TASK BRIEF ::
Find how many lines of the listing below include the word "SISTEM", then report the number by itself.

DATA FOR THIS TASK ::
###

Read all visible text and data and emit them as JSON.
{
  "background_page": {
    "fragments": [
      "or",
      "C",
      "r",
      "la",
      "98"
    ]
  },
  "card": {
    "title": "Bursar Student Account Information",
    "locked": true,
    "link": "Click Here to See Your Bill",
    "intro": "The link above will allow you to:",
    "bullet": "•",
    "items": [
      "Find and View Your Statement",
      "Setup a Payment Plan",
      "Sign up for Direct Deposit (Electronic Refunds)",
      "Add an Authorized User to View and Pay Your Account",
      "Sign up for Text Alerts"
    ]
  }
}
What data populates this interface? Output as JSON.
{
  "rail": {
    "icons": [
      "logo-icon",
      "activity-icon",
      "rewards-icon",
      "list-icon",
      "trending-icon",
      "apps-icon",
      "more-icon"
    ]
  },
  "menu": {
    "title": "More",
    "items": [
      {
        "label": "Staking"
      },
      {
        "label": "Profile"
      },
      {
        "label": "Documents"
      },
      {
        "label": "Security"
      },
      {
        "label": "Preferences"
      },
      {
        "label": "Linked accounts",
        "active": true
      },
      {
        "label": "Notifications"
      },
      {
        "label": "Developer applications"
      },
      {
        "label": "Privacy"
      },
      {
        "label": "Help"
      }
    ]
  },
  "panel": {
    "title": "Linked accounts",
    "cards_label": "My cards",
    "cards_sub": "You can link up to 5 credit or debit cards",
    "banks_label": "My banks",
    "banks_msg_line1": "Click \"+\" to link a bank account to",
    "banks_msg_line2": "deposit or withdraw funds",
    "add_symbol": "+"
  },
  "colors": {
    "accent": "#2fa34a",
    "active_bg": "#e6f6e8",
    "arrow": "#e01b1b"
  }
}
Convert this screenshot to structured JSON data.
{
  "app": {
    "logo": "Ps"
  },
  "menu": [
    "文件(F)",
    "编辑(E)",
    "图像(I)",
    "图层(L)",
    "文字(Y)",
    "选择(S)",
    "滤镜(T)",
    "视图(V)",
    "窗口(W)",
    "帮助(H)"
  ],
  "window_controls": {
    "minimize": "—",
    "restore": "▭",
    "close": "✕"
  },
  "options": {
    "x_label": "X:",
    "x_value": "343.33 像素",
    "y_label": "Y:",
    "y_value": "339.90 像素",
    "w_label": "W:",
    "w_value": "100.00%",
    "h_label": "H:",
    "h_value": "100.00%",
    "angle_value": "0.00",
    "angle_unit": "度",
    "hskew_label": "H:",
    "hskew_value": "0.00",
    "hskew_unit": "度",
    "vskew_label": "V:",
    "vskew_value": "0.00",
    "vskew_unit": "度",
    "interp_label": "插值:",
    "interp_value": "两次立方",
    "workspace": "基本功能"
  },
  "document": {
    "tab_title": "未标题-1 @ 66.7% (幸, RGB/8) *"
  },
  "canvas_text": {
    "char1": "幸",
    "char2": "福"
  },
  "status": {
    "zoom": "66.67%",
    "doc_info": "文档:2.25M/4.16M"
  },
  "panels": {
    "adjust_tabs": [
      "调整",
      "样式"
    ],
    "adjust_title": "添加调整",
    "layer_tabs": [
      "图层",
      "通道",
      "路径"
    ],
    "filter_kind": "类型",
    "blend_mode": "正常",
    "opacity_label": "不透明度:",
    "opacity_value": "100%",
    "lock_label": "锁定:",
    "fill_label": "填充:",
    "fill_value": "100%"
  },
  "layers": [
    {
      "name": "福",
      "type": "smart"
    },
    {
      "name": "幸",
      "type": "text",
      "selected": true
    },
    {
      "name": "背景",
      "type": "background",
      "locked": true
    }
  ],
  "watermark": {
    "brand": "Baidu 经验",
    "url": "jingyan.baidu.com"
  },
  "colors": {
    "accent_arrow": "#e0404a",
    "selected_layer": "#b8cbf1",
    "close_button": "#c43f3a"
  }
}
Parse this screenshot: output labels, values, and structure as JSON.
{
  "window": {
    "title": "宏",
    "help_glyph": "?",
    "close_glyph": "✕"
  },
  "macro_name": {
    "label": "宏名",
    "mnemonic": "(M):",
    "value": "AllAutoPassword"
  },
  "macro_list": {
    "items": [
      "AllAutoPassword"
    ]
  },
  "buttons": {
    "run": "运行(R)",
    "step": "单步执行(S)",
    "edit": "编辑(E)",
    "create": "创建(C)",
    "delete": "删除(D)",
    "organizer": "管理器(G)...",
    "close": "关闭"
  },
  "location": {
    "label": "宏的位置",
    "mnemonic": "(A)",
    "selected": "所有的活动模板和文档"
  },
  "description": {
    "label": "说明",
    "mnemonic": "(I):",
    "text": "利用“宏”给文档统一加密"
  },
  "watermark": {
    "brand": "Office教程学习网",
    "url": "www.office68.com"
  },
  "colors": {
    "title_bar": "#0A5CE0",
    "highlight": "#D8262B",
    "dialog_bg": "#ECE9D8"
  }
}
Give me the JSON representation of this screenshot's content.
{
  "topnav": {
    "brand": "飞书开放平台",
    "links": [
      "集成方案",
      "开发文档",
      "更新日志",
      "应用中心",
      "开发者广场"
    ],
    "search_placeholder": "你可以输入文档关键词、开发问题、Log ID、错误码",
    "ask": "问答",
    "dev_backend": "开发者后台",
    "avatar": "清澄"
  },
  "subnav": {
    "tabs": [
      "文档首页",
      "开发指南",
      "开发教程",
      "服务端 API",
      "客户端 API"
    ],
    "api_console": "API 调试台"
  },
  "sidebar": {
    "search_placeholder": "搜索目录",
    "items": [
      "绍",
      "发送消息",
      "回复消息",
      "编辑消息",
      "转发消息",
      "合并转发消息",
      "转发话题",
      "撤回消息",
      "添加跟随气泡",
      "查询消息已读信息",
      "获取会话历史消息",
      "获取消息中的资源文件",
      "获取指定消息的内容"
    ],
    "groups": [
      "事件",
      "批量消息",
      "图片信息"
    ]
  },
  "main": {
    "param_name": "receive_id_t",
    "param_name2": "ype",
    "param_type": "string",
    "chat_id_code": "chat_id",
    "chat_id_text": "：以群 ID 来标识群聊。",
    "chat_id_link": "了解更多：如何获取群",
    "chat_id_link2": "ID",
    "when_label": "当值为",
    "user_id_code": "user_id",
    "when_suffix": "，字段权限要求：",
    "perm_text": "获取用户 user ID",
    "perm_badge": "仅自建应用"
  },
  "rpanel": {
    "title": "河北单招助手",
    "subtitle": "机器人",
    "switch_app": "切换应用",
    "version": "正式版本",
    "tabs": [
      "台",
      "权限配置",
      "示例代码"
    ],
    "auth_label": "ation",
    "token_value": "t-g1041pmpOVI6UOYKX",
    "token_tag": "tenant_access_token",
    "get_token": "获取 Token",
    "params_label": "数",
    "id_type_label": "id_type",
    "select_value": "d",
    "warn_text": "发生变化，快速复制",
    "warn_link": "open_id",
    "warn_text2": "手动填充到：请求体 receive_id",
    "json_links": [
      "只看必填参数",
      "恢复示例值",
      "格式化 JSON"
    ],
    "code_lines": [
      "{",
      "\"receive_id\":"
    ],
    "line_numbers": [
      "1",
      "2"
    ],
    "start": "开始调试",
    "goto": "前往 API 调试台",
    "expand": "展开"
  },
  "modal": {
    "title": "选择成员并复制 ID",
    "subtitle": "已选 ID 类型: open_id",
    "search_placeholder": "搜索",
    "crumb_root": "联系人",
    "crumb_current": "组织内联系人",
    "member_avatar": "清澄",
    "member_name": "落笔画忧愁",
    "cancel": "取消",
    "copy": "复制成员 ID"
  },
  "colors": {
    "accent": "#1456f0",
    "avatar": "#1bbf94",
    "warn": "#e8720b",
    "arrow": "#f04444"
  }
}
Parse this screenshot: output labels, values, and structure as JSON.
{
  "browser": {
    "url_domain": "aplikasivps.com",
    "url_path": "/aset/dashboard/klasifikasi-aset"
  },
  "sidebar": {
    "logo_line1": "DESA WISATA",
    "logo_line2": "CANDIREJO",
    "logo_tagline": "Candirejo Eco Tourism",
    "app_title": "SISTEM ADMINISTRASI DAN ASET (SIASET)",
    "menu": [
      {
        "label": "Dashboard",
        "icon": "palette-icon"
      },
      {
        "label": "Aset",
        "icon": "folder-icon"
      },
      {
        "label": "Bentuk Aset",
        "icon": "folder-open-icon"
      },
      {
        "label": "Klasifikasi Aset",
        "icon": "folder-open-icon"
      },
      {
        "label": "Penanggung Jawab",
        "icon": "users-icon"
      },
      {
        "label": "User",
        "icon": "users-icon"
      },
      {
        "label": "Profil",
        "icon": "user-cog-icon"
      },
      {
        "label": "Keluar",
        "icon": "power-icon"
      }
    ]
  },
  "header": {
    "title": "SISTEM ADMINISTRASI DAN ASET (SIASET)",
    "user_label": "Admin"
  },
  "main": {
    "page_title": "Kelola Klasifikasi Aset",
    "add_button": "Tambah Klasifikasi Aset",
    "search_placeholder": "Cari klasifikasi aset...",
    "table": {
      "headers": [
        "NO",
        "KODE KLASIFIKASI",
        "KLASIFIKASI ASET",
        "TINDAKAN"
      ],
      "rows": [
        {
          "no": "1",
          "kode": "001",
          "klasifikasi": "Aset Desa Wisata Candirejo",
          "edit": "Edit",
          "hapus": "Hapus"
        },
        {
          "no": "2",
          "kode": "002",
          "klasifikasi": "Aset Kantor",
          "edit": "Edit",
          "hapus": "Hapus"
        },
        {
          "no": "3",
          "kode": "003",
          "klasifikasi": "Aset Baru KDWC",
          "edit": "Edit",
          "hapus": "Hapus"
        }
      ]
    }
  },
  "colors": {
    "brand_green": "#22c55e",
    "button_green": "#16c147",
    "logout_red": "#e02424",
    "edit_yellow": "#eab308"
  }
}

###

EXERCISE RESULT ::
2